**Problem**: Scan the data below. Pull out each line where "zvyšuje" occurs.
--- Begin ---
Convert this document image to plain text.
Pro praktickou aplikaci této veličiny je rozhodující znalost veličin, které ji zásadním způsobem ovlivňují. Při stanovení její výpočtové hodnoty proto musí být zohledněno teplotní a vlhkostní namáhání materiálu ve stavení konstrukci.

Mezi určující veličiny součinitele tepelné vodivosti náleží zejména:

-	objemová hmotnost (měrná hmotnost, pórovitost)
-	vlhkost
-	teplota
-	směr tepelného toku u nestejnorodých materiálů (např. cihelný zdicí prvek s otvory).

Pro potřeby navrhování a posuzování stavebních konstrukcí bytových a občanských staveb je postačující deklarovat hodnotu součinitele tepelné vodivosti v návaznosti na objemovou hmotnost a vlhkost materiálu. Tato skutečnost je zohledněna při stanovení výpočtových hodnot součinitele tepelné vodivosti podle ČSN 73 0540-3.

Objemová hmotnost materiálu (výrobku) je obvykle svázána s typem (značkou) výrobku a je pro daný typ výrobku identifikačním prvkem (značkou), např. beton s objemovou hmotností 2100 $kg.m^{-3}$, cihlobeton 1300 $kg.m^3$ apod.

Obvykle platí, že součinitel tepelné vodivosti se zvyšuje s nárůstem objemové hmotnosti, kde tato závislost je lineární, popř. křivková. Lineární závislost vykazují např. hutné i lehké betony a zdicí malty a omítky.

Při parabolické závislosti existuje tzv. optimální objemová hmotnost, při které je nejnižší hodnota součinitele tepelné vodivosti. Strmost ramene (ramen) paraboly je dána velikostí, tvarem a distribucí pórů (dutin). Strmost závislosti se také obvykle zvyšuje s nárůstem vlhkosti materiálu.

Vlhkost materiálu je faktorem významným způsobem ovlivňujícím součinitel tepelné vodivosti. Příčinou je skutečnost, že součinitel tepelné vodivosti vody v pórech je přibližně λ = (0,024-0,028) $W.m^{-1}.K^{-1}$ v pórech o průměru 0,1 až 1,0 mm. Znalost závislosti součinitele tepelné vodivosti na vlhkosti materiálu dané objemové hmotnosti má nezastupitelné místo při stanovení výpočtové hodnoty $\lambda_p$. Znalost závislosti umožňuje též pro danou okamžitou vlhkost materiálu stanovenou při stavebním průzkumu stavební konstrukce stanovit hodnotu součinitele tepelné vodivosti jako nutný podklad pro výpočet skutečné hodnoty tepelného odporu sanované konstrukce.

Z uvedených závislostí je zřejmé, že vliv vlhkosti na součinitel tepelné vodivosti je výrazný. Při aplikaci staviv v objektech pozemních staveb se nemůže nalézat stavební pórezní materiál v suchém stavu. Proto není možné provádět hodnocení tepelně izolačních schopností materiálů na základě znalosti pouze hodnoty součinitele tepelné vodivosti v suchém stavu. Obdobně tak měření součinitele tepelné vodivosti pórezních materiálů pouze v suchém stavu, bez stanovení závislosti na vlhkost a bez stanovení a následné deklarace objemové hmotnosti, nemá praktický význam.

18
--- End ---
**Correct answer**:
Obvykle platí, že součinitel tepelné vodivosti se zvyšuje s nárůstem objemové hmotnosti, kde tato závislost je lineární, popř. křivková. Lineární závislost vykazují např. hutné i lehké betony a zdicí malty a omítky.
Při parabolické závislosti existuje tzv. optimální objemová hmotnost, při které je nejnižší hodnota součinitele tepelné vodivosti. Strmost ramene (ramen) paraboly je dána velikostí, tvarem a distribucí pórů (dutin). Strmost závislosti se také obvykle zvyšuje s nárůstem vlhkosti materiálu.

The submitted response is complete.